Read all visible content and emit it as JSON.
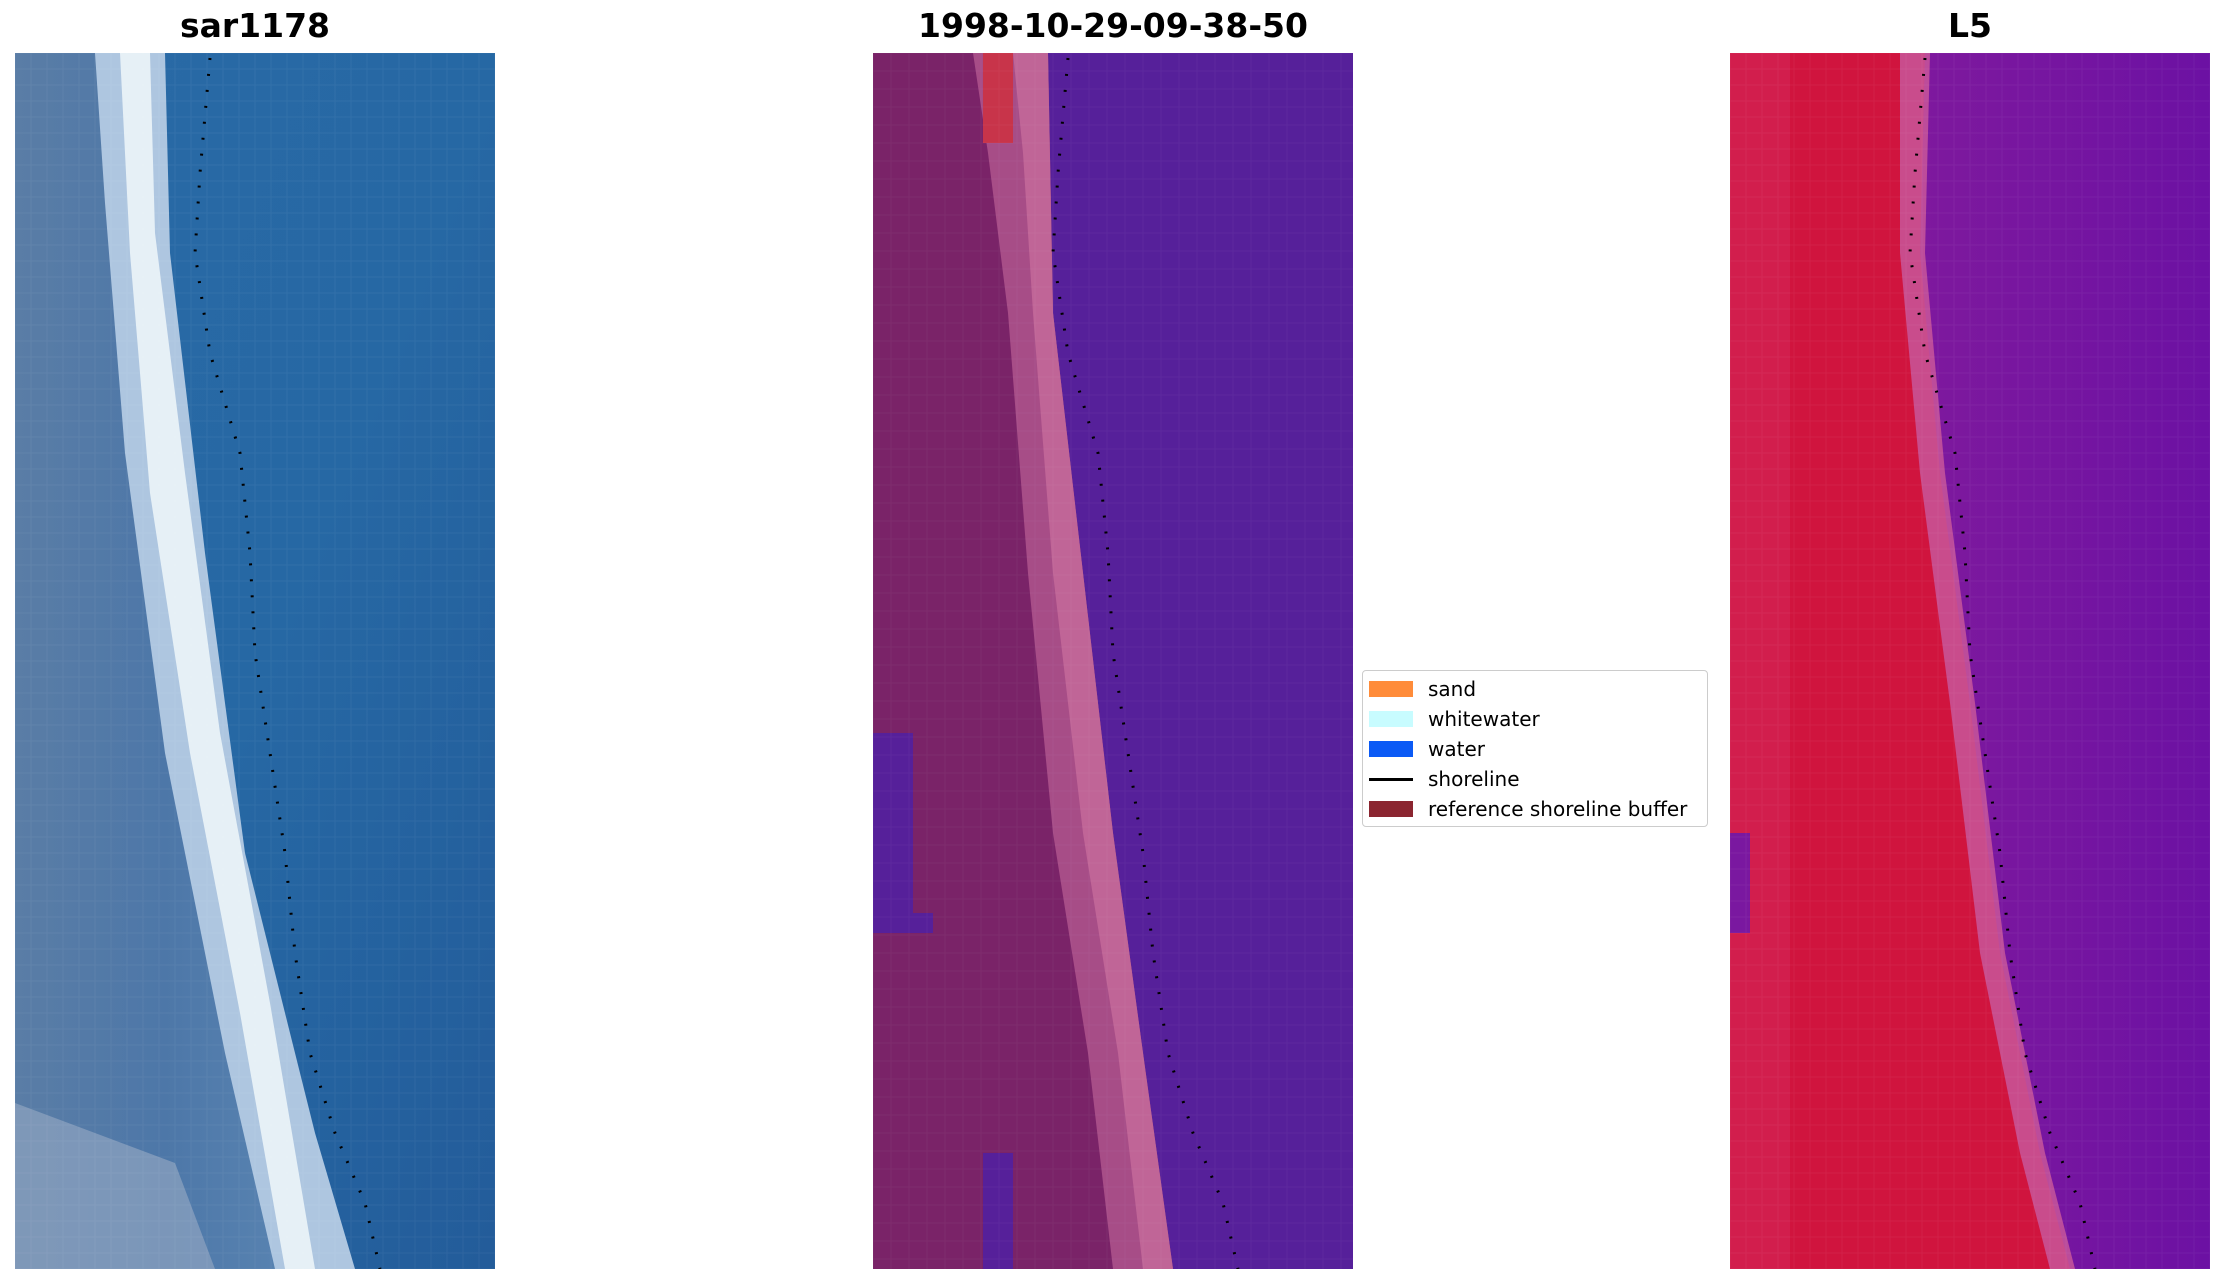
{
  "figure": {
    "panels": [
      {
        "title": "sar1178",
        "kind": "rgb-satellite-image"
      },
      {
        "title": "1998-10-29-09-38-50",
        "kind": "classified-image"
      },
      {
        "title": "L5",
        "kind": "mndwi-image"
      }
    ],
    "legend": {
      "items": [
        {
          "label": "sand",
          "color": "#ff8c3a",
          "symbol": "patch"
        },
        {
          "label": "whitewater",
          "color": "#c8fcff",
          "symbol": "patch"
        },
        {
          "label": "water",
          "color": "#0b5af5",
          "symbol": "patch"
        },
        {
          "label": "shoreline",
          "color": "#000000",
          "symbol": "line"
        },
        {
          "label": "reference shoreline buffer",
          "color": "#8b2530",
          "symbol": "patch"
        }
      ]
    }
  }
}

» **TASK PROMPT**: Where a line of the records above holds the word "image", copy that line.

» **WRITTEN RESPONSE**:
        "kind": "rgb-satellite-image"
        "kind": "classified-image"
        "kind": "mndwi-image"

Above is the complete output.